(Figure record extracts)

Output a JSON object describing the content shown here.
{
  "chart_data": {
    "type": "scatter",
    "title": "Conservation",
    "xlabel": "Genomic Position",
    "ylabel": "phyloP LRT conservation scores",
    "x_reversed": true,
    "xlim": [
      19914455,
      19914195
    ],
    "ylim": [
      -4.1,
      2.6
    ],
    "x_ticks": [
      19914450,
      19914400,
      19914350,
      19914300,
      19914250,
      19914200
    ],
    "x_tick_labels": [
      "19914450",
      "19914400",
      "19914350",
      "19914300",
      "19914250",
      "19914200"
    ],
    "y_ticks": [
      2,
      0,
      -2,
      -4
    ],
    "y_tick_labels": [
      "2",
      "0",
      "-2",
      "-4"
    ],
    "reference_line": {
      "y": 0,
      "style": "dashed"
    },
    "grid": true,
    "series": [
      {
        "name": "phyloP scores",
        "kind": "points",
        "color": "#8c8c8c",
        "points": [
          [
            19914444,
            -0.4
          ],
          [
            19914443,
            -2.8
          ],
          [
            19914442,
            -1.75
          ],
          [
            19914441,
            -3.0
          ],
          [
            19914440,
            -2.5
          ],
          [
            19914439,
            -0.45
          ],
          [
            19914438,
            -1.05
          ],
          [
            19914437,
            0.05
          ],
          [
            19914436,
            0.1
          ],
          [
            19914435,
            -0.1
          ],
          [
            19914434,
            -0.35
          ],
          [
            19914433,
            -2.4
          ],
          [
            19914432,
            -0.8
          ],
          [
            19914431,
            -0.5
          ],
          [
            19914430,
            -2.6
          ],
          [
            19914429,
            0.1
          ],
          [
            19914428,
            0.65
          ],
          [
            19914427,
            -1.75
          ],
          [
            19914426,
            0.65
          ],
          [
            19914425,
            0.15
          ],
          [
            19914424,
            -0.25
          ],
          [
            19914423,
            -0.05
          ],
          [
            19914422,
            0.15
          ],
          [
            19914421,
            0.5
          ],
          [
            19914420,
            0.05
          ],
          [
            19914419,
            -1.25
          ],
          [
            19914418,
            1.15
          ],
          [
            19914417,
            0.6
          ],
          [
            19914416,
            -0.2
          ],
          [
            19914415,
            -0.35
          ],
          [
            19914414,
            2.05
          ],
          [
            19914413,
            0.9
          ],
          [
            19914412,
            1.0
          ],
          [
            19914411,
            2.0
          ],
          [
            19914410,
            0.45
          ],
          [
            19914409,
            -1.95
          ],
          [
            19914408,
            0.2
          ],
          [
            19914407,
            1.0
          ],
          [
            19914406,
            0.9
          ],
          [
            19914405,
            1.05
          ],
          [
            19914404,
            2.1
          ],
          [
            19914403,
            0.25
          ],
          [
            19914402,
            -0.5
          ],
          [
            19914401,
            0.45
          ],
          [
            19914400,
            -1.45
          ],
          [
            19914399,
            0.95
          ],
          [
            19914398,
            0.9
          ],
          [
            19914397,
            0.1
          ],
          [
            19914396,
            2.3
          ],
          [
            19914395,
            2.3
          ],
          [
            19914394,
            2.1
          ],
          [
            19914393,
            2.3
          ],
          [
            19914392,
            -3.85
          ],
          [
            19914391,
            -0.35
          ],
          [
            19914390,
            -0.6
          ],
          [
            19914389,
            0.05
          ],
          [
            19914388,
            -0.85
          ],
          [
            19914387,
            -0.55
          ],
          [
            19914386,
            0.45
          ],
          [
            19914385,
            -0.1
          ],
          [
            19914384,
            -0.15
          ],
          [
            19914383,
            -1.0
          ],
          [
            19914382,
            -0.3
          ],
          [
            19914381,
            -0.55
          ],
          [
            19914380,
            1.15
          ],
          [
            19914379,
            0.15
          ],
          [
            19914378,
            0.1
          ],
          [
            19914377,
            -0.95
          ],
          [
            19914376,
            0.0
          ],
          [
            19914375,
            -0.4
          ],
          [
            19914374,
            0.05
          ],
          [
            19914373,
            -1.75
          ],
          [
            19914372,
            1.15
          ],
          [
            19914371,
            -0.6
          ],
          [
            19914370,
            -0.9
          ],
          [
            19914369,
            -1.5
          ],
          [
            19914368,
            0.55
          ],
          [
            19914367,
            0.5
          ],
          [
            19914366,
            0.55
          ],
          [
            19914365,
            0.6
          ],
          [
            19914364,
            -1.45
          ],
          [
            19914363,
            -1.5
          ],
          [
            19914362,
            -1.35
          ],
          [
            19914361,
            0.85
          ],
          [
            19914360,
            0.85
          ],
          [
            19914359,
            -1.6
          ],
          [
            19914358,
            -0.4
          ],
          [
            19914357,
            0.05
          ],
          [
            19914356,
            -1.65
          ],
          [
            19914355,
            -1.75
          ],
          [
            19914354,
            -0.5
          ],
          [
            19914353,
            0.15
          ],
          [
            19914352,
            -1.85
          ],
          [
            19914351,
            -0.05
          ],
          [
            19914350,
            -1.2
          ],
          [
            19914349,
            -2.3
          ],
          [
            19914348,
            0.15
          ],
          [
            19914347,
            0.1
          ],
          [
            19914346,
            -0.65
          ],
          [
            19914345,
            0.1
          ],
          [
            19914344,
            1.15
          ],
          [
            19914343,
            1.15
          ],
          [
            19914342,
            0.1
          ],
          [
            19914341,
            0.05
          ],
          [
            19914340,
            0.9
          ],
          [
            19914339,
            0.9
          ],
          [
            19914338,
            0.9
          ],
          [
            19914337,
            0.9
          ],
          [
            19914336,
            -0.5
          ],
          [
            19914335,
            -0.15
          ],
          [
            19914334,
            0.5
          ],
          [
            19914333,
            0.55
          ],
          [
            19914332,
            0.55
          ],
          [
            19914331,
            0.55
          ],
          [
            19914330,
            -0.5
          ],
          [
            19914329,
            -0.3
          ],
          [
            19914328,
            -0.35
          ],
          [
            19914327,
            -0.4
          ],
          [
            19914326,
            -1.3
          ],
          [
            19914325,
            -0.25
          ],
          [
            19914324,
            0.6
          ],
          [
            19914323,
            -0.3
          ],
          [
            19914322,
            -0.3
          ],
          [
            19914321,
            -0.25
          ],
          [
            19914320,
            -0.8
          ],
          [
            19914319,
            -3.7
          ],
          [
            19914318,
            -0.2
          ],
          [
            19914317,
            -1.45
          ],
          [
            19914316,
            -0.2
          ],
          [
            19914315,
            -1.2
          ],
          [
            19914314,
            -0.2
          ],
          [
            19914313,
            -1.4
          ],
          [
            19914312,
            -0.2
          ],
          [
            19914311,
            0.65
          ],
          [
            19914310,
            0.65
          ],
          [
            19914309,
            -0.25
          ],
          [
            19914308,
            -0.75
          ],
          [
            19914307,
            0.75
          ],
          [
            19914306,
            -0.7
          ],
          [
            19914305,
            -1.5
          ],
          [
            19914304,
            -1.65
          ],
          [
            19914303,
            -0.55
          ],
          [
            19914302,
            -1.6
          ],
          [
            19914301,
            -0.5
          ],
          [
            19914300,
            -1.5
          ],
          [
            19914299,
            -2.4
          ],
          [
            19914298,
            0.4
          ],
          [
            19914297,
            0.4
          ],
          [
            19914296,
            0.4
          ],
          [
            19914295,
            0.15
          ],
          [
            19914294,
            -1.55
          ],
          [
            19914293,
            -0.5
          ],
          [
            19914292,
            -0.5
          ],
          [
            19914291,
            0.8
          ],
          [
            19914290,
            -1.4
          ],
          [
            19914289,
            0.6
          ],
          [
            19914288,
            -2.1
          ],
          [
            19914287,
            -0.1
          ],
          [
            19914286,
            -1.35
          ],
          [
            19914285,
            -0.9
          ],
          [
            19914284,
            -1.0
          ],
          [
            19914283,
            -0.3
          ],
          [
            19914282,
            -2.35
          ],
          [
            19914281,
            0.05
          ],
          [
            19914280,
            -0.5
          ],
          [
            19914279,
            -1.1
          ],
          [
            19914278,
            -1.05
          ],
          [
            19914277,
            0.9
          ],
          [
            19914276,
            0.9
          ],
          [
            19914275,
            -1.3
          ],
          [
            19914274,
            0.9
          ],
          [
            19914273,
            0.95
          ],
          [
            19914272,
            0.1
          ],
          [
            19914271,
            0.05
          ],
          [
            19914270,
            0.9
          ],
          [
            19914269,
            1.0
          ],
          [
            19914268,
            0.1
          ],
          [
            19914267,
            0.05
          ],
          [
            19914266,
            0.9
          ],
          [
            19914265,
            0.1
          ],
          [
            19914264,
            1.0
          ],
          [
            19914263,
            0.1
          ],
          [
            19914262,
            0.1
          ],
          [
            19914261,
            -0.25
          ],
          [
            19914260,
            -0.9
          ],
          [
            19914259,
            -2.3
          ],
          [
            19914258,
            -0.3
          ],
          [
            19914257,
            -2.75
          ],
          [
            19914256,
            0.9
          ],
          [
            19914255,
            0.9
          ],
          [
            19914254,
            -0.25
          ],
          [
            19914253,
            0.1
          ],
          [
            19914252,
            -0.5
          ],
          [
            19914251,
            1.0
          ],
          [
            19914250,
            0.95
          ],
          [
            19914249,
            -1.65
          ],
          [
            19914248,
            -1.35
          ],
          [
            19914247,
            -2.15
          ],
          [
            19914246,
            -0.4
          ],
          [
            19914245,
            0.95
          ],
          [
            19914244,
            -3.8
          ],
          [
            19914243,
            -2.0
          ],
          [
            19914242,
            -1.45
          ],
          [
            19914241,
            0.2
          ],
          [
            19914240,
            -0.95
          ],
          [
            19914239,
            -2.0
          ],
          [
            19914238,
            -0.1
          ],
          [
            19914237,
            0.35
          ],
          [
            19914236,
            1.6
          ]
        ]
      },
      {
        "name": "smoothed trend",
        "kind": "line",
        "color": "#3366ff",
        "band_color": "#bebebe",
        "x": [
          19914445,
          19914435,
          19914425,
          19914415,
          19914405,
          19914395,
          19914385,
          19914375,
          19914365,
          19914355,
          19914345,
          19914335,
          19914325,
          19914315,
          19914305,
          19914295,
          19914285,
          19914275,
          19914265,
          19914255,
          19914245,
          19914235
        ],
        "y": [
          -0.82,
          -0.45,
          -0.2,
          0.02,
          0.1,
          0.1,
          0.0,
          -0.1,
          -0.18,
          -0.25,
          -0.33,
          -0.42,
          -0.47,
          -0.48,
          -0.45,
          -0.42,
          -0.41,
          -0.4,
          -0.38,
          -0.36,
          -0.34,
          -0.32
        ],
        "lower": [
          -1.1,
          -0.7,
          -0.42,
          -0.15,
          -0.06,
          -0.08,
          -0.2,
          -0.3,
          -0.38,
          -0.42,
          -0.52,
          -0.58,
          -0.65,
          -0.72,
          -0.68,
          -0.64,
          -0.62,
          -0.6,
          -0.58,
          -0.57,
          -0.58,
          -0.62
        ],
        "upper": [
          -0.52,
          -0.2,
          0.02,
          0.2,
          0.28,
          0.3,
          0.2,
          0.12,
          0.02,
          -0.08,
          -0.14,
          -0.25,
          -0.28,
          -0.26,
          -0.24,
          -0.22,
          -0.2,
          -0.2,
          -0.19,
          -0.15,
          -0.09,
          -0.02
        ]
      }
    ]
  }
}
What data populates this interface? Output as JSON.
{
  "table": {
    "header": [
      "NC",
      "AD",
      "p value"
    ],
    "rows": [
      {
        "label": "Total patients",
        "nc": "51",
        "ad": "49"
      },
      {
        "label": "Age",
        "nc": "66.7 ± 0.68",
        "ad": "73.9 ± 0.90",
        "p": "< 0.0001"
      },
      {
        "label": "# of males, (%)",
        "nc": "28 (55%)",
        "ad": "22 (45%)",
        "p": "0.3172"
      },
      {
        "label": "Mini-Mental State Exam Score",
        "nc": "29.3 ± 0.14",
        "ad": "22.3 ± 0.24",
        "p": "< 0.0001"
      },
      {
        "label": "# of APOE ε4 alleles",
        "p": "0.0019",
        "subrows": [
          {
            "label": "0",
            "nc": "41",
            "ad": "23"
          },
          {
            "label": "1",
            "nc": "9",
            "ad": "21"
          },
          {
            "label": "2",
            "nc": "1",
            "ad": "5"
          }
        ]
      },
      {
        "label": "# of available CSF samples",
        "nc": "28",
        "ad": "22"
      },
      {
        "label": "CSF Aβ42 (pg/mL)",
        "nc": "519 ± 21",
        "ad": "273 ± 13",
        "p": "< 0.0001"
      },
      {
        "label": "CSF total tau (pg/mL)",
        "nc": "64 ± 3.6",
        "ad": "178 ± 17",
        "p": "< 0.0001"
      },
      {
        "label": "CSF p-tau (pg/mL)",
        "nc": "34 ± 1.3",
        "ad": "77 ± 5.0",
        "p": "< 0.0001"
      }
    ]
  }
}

- Your task
When the entries above show the word "Output" in a line, copy that line out.

- Response to the exercise
Output a JSON object describing the content shown here.
What data populates this interface? Output as JSON.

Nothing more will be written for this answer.